[WHAT YOU NEED TO DO]: Please say whether each statement agrees with the passage on character leveling, answering yes or no and quoting the deciding words: (a) As a player, the writer would probably choose the fighter over the sorcerer if the fighter's bonuses scale but its tactical choices don't increase much over levels. (b) The writer wants to play the story arc of increasingly powerful monsters every time they sit down. (c) The writer says a system that doesn't scale opposition has a well-defined cap.

[EXCERPTED PASSAGE]:
--------

Especially as ref, new complexity can feed my anxiety and lead to me violating the rules. There’s no way I’m managing a spell list for a high level dragon and deciding what they do from round to round as though I was playing my wizard character. At least in part because this dragon is probably going to die soon and there’s another complicated monster in the next room.

As a player I can cope, especially if there’s a type of character that doesn’t change much in complexity. If my fighter has increasing bonuses to scale with the baddies but not a lot of tactical choices that increase over levels, I’ll probably play the fighter and not the sorceror.

Revealing new parts of the monster manual is valuable: changing up the nature of opposition is cool. And the implication that these increasingly powerful monsters imply increasingly existential threats to the low level societies I am protecting is pretty cool. But this is a very specific kind of story arc and not one I want to play every time I sit down. And, frankly, not one I have the patience to work through from zero to hero. It’s just not for me. I’d rather start where the fun is, wherever that is for me today.

Everything else is basically the same except the numbers are bigger, and this can get to feel pointless, especially if the monster manual is weak. If the gnolls just keep getting bigger and better at magic then I don’t feel like we’re going anywhere interesting. I’m just doing more damage against larger hit point pools.

If the system doesn’t scale opposition (like an asymmetrical system where the opposition model doesn’t change or where the opposition isn’t really modelled at all) then something very different happens: you just get more successful. Now I actually find that pretty interesting as long as it happens slowly and as long as failure is rich — the whole tone of the game should change over time. But it has a cap and not a very well defined one: at some point there are no challenges any more and that’s an unsatisfying way to end a story. It might make an amusing allegory once. Just once.

--------

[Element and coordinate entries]
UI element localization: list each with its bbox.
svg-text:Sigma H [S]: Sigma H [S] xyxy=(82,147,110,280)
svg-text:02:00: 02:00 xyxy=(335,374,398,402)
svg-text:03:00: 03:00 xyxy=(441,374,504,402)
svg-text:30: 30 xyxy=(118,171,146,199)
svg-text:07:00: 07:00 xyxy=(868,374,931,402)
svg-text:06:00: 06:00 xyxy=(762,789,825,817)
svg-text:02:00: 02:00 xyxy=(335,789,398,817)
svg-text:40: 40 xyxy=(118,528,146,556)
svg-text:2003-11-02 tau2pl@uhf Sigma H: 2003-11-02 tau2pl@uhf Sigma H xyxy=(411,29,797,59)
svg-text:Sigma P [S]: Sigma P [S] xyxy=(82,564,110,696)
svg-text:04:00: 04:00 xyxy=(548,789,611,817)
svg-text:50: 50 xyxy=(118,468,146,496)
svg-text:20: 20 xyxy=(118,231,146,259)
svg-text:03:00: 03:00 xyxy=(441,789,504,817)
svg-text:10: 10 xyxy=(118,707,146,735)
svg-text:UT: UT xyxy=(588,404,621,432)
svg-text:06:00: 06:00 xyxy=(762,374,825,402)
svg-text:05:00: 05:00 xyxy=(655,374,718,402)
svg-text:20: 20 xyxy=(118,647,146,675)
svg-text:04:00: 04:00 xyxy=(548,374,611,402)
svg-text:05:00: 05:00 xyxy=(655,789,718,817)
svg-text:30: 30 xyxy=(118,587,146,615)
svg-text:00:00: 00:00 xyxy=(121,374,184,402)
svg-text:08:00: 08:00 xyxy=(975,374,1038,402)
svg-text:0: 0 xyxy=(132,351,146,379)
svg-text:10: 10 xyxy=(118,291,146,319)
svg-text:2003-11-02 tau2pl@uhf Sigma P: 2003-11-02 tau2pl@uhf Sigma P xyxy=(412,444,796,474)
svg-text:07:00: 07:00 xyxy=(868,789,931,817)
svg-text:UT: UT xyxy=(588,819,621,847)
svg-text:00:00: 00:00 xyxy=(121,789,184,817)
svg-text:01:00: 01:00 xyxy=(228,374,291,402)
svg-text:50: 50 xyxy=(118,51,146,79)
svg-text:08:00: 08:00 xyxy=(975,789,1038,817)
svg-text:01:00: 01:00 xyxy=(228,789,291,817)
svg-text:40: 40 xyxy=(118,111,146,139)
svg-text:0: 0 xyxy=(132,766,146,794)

--------

[TASK RESPONSE]:
(a) Yes: "I’ll probably play the fighter and not the sorceror."
(b) No: "not one I want to play every time I sit down."
(c) No: "But it has a cap and not a very well defined one"